Data entries for graphics:
┄┄┄┄┄┄┄┄┄┄

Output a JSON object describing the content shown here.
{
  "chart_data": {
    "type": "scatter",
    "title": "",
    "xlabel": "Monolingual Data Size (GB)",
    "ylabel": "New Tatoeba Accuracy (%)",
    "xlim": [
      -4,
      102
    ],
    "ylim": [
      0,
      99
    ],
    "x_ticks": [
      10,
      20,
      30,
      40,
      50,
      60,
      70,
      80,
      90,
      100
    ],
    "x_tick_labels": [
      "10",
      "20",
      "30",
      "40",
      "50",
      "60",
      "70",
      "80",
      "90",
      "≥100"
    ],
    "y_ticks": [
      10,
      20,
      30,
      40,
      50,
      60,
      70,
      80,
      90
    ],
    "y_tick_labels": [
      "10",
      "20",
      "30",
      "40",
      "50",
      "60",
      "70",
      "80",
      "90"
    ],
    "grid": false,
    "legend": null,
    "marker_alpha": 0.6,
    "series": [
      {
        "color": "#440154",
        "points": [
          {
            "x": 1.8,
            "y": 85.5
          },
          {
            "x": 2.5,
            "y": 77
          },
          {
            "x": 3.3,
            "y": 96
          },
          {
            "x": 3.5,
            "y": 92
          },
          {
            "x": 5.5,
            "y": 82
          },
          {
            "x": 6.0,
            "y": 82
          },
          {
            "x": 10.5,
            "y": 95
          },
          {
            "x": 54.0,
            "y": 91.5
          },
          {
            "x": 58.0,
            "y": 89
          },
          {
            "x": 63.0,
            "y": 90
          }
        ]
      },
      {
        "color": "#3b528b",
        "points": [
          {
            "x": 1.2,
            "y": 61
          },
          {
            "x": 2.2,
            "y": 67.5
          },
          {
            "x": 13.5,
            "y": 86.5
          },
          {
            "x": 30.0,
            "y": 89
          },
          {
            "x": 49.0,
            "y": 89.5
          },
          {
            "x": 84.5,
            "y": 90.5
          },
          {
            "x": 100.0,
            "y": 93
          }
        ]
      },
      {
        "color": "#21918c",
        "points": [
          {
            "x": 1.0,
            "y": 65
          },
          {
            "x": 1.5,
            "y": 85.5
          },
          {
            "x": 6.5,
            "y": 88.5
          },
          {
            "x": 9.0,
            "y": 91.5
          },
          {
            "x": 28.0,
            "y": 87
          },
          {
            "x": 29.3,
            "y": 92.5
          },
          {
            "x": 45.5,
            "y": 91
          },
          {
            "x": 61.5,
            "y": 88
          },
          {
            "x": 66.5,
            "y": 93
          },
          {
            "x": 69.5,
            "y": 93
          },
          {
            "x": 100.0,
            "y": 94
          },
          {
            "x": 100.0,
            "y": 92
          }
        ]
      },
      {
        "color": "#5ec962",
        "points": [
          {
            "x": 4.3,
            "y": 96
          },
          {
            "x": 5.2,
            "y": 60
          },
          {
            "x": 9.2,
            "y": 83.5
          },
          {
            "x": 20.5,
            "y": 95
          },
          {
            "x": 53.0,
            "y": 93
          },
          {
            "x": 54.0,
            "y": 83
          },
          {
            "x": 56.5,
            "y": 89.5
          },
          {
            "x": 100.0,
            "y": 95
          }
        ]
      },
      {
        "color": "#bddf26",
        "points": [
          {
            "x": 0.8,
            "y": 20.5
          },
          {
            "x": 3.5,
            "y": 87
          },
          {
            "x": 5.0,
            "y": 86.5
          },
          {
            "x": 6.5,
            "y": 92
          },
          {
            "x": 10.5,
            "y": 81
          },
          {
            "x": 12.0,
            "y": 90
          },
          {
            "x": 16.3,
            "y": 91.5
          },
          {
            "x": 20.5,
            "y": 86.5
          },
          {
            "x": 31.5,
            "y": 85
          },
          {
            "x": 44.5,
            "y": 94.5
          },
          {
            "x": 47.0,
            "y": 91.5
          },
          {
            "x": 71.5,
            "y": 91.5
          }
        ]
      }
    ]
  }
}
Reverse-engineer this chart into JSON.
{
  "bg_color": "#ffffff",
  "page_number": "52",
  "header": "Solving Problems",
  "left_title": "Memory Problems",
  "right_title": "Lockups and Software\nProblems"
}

┄┄┄┄┄┄┄┄┄┄

Task brief: Reproduce each entry word for word.

Reply:
Output a JSON object describing the content shown here.
{
  "chart_data": {
    "type": "scatter",
    "title": "",
    "xlabel": "Monolingual Data Size (GB)",
    "ylabel": "New Tatoeba Accuracy (%)",
    "xlim": [
      -4,
      102
    ],
    "ylim": [
      0,
      99
    ],
    "x_ticks": [
      10,
      20,
      30,
      40,
      50,
      60,
      70,
      80,
      90,
      100
    ],
    "x_tick_labels": [
      "10",
      "20",
      "30",
      "40",
      "50",
      "60",
      "70",
      "80",
      "90",
      "≥100"
    ],
    "y_ticks": [
      10,
      20,
      30,
      40,
      50,
      60,
      70,
      80,
      90
    ],
    "y_tick_labels": [
      "10",
      "20",
      "30",
      "40",
      "50",
      "60",
      "70",
      "80",
      "90"
    ],
    "grid": false,
    "legend": null,
    "marker_alpha": 0.6,
    "series": [
      {
        "color": "#440154",
        "points": [
          {
            "x": 1.8,
            "y": 85.5
          },
          {
            "x": 2.5,
            "y": 77
          },
          {
            "x": 3.3,
            "y": 96
          },
          {
            "x": 3.5,
            "y": 92
          },
          {
            "x": 5.5,
            "y": 82
          },
          {
            "x": 6.0,
            "y": 82
          },
          {
            "x": 10.5,
            "y": 95
          },
          {
            "x": 54.0,
            "y": 91.5
          },
          {
            "x": 58.0,
            "y": 89
          },
          {
            "x": 63.0,
            "y": 90
          }
        ]
      },
      {
        "color": "#3b528b",
        "points": [
          {
            "x": 1.2,
            "y": 61
          },
          {
            "x": 2.2,
            "y": 67.5
          },
          {
            "x": 13.5,
            "y": 86.5
          },
          {
            "x": 30.0,
            "y": 89
          },
          {
            "x": 49.0,
            "y": 89.5
          },
          {
            "x": 84.5,
            "y": 90.5
          },
          {
            "x": 100.0,
            "y": 93
          }
        ]
      },
      {
        "color": "#21918c",
        "points": [
          {
            "x": 1.0,
            "y": 65
          },
          {
            "x": 1.5,
            "y": 85.5
          },
          {
            "x": 6.5,
            "y": 88.5
          },
          {
            "x": 9.0,
            "y": 91.5
          },
          {
            "x": 28.0,
            "y": 87
          },
          {
            "x": 29.3,
            "y": 92.5
          },
          {
            "x": 45.5,
            "y": 91
          },
          {
            "x": 61.5,
            "y": 88
          },
          {
            "x": 66.5,
            "y": 93
          },
          {
            "x": 69.5,
            "y": 93
          },
          {
            "x": 100.0,
            "y": 94
          },
          {
            "x": 100.0,
            "y": 92
          }
        ]
      },
      {
        "color": "#5ec962",
        "points": [
          {
            "x": 4.3,
            "y": 96
          },
          {
            "x": 5.2,
            "y": 60
          },
          {
            "x": 9.2,
            "y": 83.5
          },
          {
            "x": 20.5,
            "y": 95
          },
          {
            "x": 53.0,
            "y": 93
          },
          {
            "x": 54.0,
            "y": 83
          },
          {
            "x": 56.5,
            "y": 89.5
          },
          {
            "x": 100.0,
            "y": 95
          }
        ]
      },
      {
        "color": "#bddf26",
        "points": [
          {
            "x": 0.8,
            "y": 20.5
          },
          {
            "x": 3.5,
            "y": 87
          },
          {
            "x": 5.0,
            "y": 86.5
          },
          {
            "x": 6.5,
            "y": 92
          },
          {
            "x": 10.5,
            "y": 81
          },
          {
            "x": 12.0,
            "y": 90
          },
          {
            "x": 16.3,
            "y": 91.5
          },
          {
            "x": 20.5,
            "y": 86.5
          },
          {
            "x": 31.5,
            "y": 85
          },
          {
            "x": 44.5,
            "y": 94.5
          },
          {
            "x": 47.0,
            "y": 91.5
          },
          {
            "x": 71.5,
            "y": 91.5
          }
        ]
      }
    ]
  }
}
Reverse-engineer this chart into JSON.
{
  "bg_color": "#ffffff",
  "page_number": "52",
  "header": "Solving Problems",
  "left_title": "Memory Problems",
  "right_title": "Lockups and Software\nProblems"
}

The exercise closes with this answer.